Marcas de Blumenau e região aproveitam tecidos que iriam para o lixo e criam peças exclusivas
Confecções apostam na sustentabilidade e consumo consciente
O Vale do Itajaí é conhecido pela força do polo têxtil. São diversas fábricas, marcas e confecções distribuídas pela região que vendem as produções catarinenses em todo o Brasil. Mas você já parou para pensar no que acontece com os tecidos que não são utilizados na fabricação das peças dessas grandes indústrias?
Cada vez que um tecido é cortado para o processo de confecção, ao menos 10% dele é descartado. De acordo com a Associação Brasileira da Indústria Têxtil e de Confecção (Abit), isso representa pelo menos 170 mil toneladas de resíduos têxteis gerados no país a cada ano.

Instrução a: Por favor, devolva na íntegra e sem nenhuma alteração o texto sobre o reaproveitamento de tecidos em Blumenau e região.

Dados extraídos:
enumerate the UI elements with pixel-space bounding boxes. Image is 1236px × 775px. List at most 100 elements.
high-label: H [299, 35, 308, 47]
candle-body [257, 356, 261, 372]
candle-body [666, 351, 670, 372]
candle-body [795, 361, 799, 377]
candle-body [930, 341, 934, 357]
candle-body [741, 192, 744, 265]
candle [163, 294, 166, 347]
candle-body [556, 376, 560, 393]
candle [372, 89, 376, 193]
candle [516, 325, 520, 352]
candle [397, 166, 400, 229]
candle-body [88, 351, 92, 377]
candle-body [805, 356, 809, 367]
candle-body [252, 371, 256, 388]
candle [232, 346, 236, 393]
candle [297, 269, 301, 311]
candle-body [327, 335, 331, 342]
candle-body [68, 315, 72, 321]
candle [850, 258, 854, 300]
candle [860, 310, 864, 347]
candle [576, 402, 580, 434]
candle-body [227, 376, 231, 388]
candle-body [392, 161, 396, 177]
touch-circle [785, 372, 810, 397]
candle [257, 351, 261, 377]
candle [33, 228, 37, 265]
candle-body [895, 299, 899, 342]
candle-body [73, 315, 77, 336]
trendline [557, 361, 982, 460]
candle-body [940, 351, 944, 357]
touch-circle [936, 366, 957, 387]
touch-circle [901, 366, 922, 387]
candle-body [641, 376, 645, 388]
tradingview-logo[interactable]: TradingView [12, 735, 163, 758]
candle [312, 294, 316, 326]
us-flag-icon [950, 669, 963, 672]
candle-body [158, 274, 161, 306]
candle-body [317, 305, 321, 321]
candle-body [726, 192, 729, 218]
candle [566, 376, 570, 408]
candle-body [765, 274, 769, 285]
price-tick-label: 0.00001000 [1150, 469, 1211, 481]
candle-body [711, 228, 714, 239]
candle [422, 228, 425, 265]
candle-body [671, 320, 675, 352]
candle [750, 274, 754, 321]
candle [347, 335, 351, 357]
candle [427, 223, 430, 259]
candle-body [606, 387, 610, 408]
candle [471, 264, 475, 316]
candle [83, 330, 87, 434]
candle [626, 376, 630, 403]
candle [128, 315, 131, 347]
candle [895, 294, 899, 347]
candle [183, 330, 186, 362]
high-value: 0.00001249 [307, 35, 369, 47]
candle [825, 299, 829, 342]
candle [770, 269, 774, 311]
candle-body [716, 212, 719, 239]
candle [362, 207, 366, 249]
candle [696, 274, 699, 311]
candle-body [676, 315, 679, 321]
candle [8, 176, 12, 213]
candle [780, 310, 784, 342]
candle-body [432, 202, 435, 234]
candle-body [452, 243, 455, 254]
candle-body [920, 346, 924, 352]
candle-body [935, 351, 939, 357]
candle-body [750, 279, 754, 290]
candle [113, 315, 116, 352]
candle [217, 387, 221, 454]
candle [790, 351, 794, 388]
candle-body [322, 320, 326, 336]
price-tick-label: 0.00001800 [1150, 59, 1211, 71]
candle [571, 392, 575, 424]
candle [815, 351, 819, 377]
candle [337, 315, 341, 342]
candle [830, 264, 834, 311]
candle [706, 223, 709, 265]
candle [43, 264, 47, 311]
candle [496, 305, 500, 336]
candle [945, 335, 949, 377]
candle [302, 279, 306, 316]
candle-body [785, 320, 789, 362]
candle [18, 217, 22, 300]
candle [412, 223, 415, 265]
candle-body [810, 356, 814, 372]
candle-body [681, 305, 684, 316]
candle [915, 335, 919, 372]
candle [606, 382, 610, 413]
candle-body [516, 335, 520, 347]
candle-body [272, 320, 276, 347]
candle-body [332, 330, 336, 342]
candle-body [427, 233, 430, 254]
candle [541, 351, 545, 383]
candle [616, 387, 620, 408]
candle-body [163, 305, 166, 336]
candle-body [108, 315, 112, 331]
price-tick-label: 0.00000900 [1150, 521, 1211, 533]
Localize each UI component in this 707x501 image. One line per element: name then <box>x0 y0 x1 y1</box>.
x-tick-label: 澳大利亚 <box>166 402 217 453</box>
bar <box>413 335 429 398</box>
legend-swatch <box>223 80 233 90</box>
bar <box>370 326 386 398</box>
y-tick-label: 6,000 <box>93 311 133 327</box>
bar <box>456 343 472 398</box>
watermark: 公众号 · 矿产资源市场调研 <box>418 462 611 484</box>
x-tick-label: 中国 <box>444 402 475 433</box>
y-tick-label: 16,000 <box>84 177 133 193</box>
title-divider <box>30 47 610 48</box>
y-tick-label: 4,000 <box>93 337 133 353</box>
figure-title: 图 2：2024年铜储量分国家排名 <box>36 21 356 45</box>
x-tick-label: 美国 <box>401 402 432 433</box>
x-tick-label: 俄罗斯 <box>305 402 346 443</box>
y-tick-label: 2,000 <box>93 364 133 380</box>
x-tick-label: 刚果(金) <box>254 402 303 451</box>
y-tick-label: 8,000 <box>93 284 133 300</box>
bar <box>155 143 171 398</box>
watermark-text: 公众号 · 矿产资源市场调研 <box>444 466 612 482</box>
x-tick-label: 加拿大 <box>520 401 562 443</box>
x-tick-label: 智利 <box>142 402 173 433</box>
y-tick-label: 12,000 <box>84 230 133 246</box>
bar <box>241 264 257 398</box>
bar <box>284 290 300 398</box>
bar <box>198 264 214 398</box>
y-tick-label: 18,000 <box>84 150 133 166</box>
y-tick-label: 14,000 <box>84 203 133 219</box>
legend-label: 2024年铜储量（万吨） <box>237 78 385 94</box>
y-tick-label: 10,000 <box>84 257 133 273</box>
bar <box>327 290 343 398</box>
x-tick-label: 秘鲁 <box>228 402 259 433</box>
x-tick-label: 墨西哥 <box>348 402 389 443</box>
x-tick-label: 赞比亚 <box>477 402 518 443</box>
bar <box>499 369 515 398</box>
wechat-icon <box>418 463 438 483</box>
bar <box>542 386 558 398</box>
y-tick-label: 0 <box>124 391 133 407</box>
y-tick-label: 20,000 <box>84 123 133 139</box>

Instrução b: Redigite sem nenhuma alteração as linhas da listagem desde a primeira até a linha que contém "candle [163, 294, 166, 347]", inclusive.

Resultado da tarefa a:
Marcas de Blumenau e região aproveitam tecidos que iriam para o lixo e criam peças exclusivas
Confecções apostam na sustentabilidade e consumo consciente
O Vale do Itajaí é conhecido pela força do polo têxtil. São diversas fábricas, marcas e confecções distribuídas pela região que vendem as produções catarinenses em todo o Brasil. Mas você já parou para pensar no que acontece com os tecidos que não são utilizados na fabricação das peças dessas grandes indústrias?
Cada vez que um tecido é cortado para o processo de confecção, ao menos 10% dele é descartado. De acordo com a Associação Brasileira da Indústria Têxtil e de Confecção (Abit), isso representa pelo menos 170 mil toneladas de resíduos têxteis gerados no país a cada ano.

Resultado da tarefa b:
enumerate the UI elements with pixel-space bounding boxes. Image is 1236px × 775px. List at most 100 elements.
high-label: H [299, 35, 308, 47]
candle-body [257, 356, 261, 372]
candle-body [666, 351, 670, 372]
candle-body [795, 361, 799, 377]
candle-body [930, 341, 934, 357]
candle-body [741, 192, 744, 265]
candle [163, 294, 166, 347]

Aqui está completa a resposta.